--- Collection entries ---

++++

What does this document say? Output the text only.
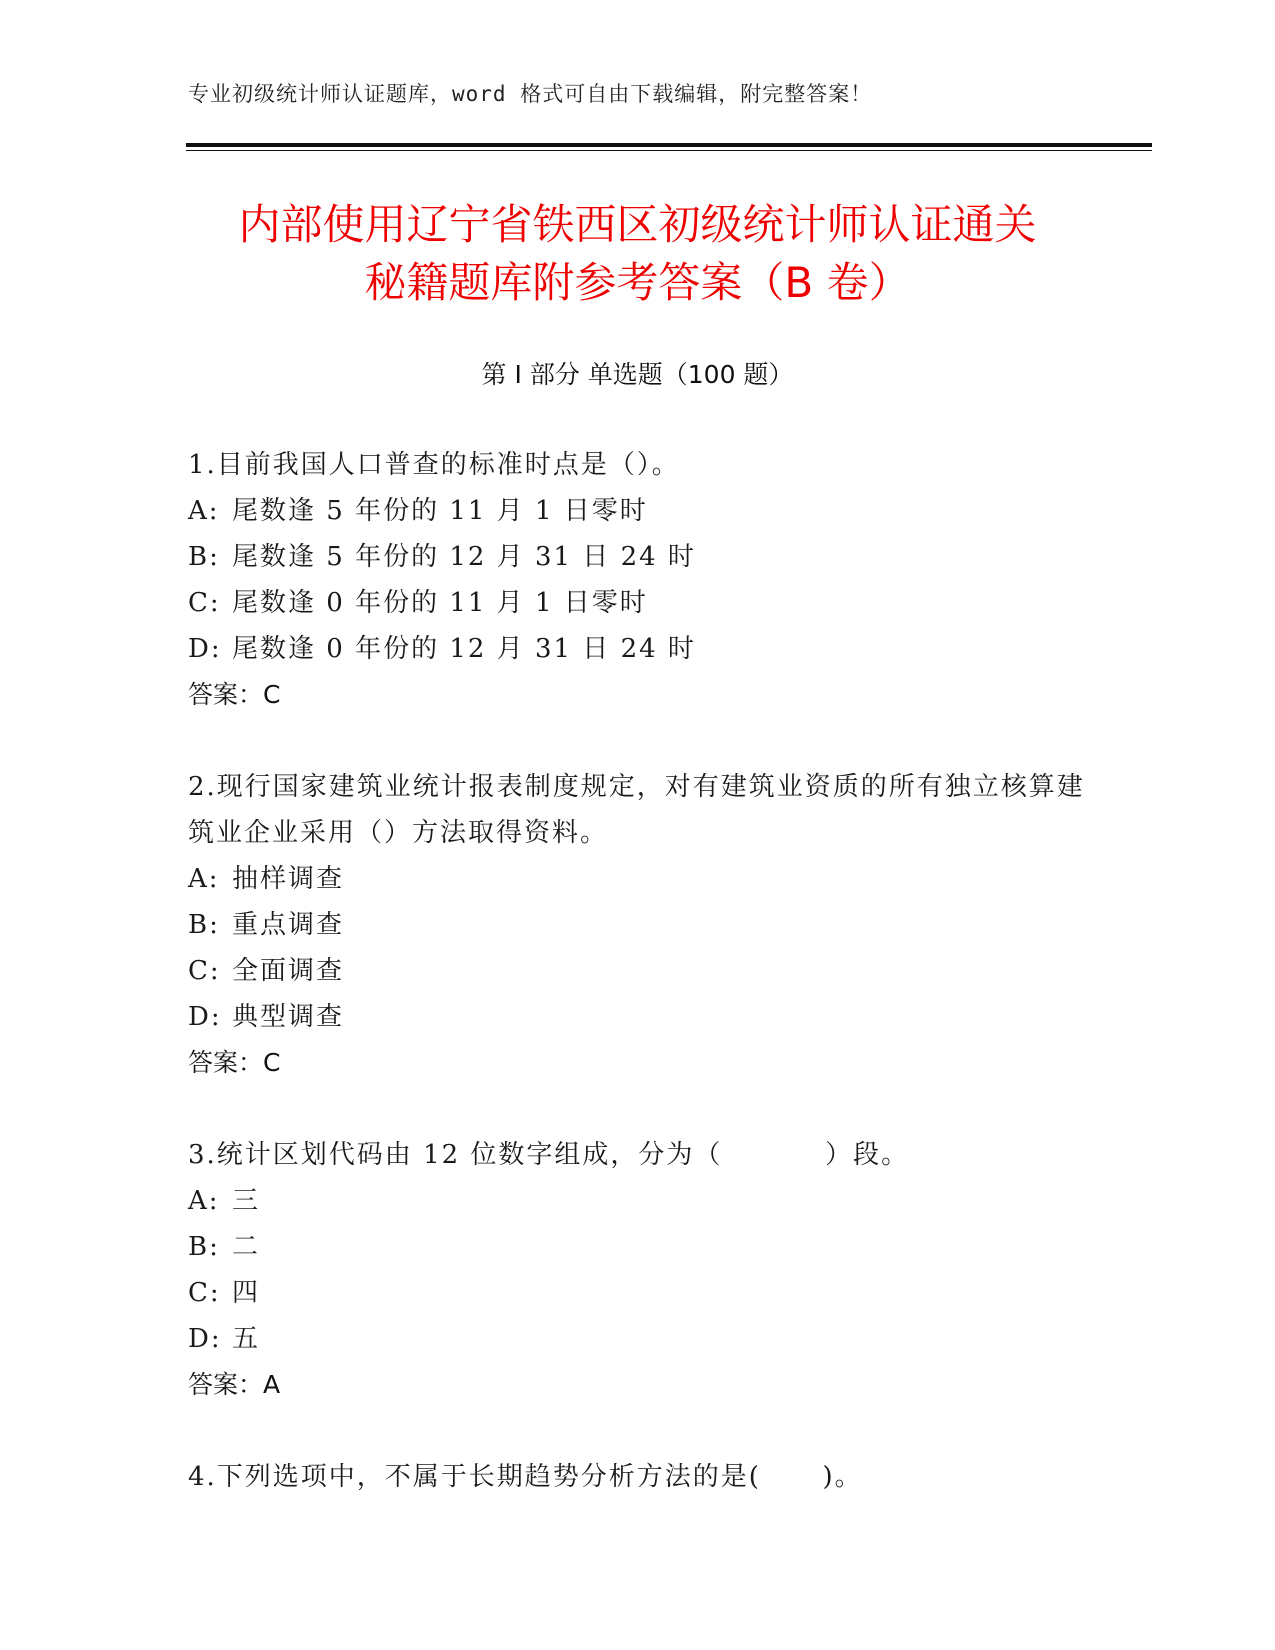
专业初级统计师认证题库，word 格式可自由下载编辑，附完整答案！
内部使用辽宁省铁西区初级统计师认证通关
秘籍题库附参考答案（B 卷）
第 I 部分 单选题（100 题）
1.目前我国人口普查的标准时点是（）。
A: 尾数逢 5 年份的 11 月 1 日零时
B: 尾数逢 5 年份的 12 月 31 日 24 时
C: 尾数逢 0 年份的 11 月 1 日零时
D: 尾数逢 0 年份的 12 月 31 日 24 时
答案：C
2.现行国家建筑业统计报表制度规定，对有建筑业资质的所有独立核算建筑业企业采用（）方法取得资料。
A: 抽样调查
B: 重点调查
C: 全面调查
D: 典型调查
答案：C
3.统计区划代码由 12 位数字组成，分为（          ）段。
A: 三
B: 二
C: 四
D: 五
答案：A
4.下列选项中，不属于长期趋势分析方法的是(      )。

++++

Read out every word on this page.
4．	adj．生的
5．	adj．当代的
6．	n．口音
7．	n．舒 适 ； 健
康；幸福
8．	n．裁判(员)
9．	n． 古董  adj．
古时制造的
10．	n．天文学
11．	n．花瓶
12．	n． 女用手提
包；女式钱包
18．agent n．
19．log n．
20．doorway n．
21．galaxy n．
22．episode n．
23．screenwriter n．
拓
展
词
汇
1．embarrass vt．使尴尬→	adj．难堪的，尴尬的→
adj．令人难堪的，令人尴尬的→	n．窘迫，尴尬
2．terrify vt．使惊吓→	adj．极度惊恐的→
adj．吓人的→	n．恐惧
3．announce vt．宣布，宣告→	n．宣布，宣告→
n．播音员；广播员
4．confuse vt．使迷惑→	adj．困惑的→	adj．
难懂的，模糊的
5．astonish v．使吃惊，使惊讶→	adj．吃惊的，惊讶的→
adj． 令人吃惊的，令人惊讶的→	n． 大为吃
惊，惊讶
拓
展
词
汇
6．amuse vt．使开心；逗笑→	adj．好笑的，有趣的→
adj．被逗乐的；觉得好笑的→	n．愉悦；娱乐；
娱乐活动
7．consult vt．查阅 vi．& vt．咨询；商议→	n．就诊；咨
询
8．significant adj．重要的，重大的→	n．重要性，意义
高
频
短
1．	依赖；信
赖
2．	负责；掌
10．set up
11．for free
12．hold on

++++

--- Work instructions ---
Your answer should be a single number: the count of lines that contain "this".

--- Completed exercise ---
2